SET EXERCISE:
Pick out the lines below with "kansiosaston" and list them.

DATA LISTING:
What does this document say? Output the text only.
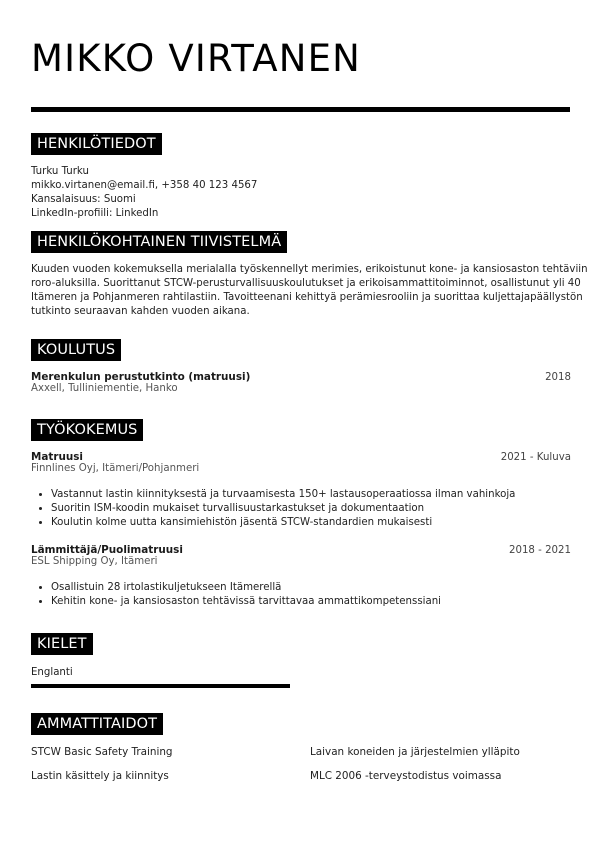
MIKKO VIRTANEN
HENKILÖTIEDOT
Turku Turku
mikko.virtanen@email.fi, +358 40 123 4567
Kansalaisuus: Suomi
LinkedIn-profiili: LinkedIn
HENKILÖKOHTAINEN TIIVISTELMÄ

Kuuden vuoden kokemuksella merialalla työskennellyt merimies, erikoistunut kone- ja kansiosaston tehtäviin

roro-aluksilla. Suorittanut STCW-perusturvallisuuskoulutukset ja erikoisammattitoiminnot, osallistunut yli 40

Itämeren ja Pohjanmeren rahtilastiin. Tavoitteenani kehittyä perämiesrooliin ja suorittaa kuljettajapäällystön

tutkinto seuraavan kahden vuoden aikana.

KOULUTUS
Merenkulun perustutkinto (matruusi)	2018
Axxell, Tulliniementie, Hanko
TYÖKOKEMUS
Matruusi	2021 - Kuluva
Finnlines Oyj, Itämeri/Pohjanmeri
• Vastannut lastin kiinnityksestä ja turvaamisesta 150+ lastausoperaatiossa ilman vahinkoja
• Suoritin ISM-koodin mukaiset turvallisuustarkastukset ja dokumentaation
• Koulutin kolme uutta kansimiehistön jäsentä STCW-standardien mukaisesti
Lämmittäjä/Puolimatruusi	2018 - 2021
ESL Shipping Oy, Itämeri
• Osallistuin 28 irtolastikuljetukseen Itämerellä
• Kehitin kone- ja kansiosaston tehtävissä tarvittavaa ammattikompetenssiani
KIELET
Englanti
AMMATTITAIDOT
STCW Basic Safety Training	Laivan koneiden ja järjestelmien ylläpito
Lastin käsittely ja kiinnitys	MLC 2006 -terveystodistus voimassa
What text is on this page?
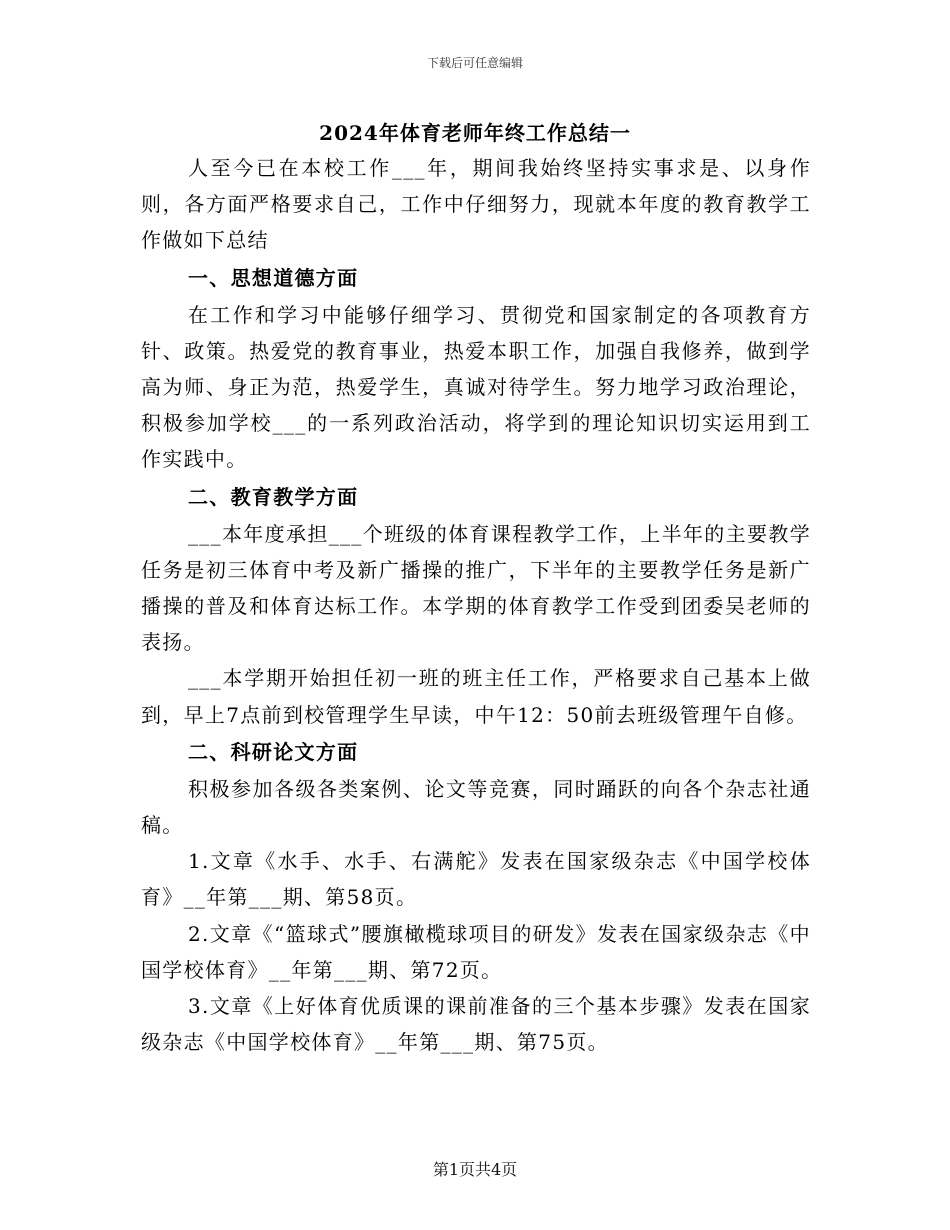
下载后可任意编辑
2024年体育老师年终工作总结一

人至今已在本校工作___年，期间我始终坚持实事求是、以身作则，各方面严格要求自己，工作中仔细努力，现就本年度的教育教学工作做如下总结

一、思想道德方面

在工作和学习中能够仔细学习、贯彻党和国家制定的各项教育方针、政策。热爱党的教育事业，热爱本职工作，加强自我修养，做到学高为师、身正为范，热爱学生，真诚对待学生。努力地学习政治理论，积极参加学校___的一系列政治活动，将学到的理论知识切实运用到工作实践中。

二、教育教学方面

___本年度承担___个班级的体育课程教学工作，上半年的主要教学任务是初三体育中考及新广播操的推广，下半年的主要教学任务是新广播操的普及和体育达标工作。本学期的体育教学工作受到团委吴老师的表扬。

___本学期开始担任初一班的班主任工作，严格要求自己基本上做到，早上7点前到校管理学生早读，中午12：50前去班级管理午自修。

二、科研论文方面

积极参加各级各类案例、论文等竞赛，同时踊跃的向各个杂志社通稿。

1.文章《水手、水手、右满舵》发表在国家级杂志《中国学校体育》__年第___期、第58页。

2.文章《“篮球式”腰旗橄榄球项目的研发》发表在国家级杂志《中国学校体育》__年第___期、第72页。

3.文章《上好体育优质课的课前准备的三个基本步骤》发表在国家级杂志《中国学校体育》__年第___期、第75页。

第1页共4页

==

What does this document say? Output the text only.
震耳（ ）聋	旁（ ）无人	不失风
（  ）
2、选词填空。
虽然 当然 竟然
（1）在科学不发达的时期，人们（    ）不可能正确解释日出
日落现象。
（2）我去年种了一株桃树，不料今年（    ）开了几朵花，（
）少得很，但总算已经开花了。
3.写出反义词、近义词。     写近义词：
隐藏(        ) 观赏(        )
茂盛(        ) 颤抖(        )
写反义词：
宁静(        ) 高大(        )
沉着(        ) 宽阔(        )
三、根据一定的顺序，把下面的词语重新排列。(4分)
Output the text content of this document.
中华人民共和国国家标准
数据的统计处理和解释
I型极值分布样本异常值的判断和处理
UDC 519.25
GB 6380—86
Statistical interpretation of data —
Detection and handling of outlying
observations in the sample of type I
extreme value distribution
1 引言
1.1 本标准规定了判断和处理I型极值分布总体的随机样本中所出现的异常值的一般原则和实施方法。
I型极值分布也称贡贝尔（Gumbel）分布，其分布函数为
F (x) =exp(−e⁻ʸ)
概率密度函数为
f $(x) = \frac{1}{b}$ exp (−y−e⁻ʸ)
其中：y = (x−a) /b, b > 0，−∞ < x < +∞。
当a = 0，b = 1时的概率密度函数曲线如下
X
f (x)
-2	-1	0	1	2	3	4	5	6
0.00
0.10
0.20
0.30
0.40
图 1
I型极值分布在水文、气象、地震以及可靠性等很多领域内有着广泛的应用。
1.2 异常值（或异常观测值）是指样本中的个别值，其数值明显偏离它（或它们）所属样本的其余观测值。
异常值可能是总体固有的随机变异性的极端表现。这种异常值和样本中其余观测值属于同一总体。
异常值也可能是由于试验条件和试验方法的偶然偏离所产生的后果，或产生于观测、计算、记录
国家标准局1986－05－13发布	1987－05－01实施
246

EXERCISE RESPONSE:
Kuuden vuoden kokemuksella merialalla työskennellyt merimies, erikoistunut kone- ja kansiosaston tehtäviin
• Kehitin kone- ja kansiosaston tehtävissä tarvittavaa ammattikompetenssiani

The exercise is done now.